### The data
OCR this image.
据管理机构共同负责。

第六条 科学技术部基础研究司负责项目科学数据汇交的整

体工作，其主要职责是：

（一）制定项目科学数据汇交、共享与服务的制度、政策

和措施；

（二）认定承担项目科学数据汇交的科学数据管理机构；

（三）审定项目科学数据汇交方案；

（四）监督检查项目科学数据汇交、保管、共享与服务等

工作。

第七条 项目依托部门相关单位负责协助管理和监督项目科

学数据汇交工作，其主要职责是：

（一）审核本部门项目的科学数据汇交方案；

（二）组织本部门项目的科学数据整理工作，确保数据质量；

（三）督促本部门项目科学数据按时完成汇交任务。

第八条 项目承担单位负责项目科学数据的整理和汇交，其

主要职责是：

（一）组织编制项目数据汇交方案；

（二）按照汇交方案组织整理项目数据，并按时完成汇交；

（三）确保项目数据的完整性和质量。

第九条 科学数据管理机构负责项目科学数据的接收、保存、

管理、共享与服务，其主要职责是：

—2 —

### Goal
Copy out each record, keeping every word as it is.

### Answer to the problem
OCR this image.
据管理机构共同负责。

第六条 科学技术部基础研究司负责项目科学数据汇交的整

体工作，其主要职责是：

（一）制定项目科学数据汇交、共享与服务的制度、政策

和措施；

（二）认定承担项目科学数据汇交的科学数据管理机构；

（三）审定项目科学数据汇交方案；

（四）监督检查项目科学数据汇交、保管、共享与服务等

工作。

第七条 项目依托部门相关单位负责协助管理和监督项目科

学数据汇交工作，其主要职责是：

（一）审核本部门项目的科学数据汇交方案；

（二）组织本部门项目的科学数据整理工作，确保数据质量；

（三）督促本部门项目科学数据按时完成汇交任务。

第八条 项目承担单位负责项目科学数据的整理和汇交，其

主要职责是：

（一）组织编制项目数据汇交方案；

（二）按照汇交方案组织整理项目数据，并按时完成汇交；

（三）确保项目数据的完整性和质量。

第九条 科学数据管理机构负责项目科学数据的接收、保存、

管理、共享与服务，其主要职责是：

—2 —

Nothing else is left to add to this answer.